[What the task requires]: Pick out every line in the data below that holds "FRAs".

[Records supplied]:
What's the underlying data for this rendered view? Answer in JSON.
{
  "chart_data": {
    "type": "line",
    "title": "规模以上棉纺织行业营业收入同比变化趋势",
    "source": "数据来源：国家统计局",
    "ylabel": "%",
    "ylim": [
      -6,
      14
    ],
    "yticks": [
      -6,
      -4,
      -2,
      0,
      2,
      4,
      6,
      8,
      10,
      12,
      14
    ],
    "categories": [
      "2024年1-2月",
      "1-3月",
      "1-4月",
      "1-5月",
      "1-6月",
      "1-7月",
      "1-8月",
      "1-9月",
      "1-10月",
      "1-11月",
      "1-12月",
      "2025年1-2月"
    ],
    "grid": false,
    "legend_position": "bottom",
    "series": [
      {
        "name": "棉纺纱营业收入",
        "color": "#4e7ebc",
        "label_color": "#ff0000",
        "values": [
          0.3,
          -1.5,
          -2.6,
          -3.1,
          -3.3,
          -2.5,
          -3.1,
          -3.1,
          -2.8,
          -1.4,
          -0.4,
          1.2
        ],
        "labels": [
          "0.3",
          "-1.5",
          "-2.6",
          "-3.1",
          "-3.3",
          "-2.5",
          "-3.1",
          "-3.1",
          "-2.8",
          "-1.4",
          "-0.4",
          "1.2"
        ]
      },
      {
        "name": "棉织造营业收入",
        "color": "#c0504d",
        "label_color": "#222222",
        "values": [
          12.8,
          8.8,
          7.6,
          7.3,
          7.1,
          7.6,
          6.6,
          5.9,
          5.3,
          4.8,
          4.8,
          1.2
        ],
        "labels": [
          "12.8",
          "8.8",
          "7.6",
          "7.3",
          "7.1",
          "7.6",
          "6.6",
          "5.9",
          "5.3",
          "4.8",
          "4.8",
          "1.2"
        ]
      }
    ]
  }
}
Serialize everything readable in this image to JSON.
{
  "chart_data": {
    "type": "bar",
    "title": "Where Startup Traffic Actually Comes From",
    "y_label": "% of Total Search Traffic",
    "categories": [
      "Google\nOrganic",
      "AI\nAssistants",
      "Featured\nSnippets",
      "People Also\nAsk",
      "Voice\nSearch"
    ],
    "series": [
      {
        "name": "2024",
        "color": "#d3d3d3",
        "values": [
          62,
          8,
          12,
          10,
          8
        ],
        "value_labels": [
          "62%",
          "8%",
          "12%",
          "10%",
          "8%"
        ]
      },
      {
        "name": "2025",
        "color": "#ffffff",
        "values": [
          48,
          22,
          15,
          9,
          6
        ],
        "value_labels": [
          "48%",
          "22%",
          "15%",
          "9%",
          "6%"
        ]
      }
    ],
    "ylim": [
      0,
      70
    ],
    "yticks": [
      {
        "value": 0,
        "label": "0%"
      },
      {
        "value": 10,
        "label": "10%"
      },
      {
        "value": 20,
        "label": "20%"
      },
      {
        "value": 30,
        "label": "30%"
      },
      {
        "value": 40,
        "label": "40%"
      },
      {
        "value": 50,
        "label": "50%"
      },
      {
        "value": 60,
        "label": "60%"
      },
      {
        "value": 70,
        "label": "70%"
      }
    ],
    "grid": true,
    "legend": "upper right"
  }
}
* * *
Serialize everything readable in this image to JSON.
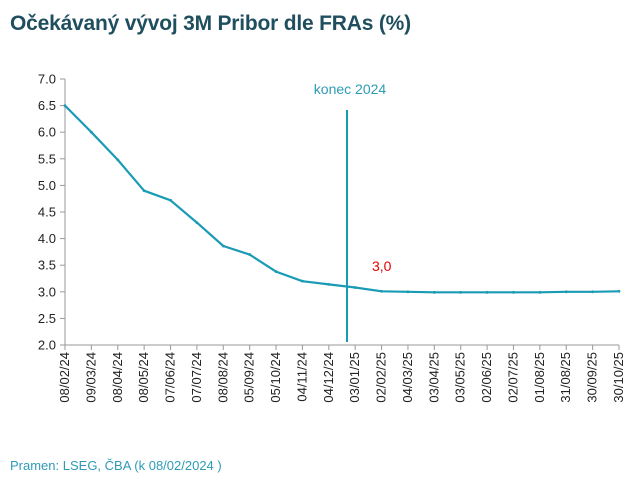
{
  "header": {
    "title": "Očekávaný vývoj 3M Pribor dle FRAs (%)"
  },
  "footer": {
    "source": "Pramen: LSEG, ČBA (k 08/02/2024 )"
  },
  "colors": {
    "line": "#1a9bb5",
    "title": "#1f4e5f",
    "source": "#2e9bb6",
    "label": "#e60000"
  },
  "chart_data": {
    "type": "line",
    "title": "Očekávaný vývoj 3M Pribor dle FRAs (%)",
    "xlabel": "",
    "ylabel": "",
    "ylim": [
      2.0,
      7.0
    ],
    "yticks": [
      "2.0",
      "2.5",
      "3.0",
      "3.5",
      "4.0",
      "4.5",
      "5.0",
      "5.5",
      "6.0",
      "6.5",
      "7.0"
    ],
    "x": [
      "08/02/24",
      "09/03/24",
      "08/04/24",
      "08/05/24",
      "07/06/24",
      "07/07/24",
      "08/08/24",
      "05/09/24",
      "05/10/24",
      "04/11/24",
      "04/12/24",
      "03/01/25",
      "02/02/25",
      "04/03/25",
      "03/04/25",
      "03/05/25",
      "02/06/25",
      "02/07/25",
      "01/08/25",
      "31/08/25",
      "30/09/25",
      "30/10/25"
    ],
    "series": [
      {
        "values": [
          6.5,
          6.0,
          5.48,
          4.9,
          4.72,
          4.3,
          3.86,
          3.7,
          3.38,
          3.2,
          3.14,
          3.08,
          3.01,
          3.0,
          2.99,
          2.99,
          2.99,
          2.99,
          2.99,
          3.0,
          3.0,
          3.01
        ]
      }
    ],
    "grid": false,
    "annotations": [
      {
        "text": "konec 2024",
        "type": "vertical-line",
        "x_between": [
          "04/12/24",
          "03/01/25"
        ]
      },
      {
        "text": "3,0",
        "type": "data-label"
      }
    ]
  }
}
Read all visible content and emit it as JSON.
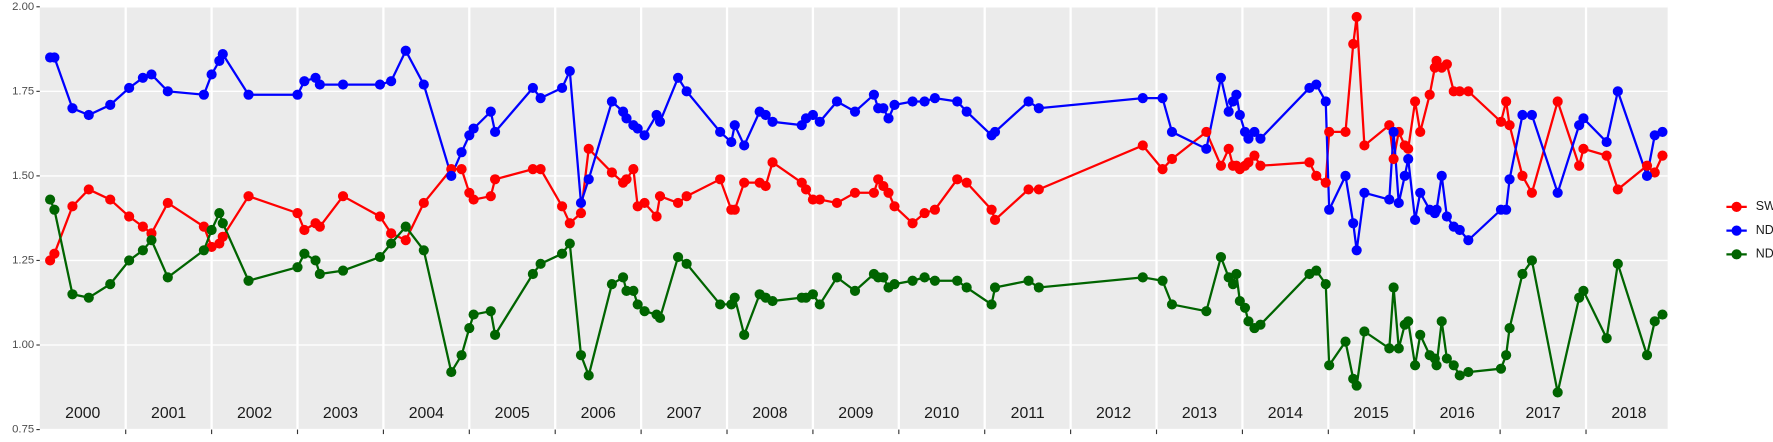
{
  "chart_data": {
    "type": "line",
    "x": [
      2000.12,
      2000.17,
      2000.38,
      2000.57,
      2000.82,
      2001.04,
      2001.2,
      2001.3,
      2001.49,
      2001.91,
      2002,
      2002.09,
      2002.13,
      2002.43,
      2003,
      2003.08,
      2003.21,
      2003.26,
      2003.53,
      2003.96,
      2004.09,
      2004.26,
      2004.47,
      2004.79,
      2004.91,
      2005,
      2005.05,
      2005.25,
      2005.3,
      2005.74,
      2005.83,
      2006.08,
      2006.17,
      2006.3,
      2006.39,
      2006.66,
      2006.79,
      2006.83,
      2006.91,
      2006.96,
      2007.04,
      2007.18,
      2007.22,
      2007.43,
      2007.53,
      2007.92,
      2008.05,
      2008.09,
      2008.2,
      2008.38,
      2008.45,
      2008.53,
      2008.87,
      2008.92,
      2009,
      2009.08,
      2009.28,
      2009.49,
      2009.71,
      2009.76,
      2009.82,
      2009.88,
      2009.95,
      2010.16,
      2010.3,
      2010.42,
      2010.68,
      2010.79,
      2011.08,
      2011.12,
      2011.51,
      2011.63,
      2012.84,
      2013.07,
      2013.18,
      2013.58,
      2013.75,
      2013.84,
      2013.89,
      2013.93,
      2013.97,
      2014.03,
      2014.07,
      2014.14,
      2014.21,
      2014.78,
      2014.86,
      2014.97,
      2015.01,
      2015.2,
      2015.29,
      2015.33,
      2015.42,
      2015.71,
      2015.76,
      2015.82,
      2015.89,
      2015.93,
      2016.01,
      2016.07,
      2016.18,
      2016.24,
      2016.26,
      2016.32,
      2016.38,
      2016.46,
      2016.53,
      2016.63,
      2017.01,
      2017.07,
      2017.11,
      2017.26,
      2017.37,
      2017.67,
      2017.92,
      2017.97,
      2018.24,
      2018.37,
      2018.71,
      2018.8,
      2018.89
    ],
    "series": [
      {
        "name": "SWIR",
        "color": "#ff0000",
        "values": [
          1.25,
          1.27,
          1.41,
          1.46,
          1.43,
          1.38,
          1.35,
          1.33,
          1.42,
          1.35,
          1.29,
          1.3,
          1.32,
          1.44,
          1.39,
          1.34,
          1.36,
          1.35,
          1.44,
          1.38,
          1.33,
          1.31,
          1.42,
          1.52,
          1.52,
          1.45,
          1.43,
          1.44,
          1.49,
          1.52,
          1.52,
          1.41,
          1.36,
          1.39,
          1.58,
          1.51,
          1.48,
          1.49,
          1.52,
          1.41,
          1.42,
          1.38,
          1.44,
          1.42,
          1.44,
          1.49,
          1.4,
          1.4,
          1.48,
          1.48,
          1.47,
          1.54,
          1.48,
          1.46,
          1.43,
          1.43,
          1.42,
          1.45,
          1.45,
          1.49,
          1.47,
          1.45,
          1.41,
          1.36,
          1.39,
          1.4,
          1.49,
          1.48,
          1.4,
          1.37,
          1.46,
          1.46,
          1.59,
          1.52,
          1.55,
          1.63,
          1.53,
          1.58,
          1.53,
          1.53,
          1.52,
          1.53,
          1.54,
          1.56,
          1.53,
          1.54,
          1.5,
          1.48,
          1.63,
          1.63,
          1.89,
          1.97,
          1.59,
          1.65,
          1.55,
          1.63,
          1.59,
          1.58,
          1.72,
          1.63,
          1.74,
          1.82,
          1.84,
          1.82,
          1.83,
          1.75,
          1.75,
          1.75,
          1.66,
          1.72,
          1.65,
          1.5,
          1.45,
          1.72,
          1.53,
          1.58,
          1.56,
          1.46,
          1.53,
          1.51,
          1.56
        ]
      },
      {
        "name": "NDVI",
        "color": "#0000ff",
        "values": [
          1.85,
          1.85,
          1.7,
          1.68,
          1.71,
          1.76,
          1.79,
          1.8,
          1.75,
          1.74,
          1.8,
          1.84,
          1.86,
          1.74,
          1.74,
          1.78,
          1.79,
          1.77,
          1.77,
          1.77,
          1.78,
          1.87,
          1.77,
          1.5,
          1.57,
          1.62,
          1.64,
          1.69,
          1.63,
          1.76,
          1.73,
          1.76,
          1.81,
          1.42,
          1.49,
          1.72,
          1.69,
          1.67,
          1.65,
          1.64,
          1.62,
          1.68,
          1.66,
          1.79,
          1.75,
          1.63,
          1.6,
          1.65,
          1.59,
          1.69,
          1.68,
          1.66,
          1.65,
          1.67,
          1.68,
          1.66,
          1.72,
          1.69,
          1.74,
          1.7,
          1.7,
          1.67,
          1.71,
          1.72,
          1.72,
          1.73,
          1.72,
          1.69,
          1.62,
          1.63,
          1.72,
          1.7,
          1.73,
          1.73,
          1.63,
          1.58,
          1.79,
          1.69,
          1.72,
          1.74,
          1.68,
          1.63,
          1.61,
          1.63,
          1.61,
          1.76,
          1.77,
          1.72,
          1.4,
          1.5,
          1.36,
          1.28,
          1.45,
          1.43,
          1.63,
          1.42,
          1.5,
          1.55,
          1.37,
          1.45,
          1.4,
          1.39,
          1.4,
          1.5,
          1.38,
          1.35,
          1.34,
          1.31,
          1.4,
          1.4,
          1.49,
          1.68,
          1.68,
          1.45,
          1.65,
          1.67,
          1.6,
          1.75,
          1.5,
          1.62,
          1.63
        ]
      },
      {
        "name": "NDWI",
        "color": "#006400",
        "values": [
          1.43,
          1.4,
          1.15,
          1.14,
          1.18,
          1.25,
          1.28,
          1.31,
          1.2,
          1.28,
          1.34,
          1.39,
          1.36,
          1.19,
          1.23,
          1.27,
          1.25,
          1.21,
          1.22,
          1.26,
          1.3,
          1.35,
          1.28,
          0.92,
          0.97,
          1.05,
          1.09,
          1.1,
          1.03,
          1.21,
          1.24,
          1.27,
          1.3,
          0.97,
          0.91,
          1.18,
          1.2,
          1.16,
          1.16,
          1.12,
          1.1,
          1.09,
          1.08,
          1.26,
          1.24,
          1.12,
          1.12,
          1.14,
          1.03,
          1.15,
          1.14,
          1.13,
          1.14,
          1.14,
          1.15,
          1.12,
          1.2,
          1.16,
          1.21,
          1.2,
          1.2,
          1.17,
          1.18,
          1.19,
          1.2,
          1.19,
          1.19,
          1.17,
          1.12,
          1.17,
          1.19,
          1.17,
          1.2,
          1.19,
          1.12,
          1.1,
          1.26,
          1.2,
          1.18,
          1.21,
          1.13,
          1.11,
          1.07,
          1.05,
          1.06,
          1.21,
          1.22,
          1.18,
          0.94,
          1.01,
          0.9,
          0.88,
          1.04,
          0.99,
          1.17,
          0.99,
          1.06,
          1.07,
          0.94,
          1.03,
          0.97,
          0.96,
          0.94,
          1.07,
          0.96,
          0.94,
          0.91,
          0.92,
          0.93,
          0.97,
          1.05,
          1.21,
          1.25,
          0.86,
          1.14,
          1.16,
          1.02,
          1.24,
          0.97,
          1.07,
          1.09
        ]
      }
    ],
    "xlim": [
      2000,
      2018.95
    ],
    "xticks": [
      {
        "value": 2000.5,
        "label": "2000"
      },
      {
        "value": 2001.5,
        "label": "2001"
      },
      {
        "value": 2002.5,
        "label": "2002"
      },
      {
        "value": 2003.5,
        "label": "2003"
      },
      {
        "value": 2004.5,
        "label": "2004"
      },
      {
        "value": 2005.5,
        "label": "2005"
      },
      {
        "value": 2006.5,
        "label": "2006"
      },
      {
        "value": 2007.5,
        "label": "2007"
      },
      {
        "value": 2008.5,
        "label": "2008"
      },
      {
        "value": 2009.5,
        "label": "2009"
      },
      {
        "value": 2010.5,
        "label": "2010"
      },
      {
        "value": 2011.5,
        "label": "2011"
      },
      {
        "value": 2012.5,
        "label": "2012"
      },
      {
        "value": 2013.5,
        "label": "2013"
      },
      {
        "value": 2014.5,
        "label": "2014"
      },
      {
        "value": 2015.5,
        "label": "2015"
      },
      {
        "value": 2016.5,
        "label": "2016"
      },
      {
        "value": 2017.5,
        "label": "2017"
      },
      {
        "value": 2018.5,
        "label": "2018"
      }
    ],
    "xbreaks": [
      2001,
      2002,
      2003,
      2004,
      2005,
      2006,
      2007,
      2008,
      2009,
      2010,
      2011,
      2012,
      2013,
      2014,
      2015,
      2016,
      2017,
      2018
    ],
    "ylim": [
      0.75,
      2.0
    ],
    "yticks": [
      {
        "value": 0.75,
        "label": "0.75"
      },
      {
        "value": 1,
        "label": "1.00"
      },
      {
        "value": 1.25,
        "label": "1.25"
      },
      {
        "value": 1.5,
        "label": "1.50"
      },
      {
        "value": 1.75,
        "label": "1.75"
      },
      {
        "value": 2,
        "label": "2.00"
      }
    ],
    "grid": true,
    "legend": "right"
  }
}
---
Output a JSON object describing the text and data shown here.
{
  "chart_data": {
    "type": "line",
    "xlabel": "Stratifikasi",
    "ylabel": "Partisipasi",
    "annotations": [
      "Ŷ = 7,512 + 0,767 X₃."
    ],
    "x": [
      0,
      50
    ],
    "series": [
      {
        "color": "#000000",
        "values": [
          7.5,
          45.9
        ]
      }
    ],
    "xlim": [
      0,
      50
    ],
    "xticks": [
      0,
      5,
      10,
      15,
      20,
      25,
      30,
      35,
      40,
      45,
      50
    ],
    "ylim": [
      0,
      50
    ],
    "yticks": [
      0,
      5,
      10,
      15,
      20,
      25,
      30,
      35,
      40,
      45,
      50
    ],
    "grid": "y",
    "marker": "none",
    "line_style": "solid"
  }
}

[In response]:
    "title": "Očekávaný vývoj 3M Pribor dle FRAs (%)"
    "title": "Očekávaný vývoj 3M Pribor dle FRAs (%)",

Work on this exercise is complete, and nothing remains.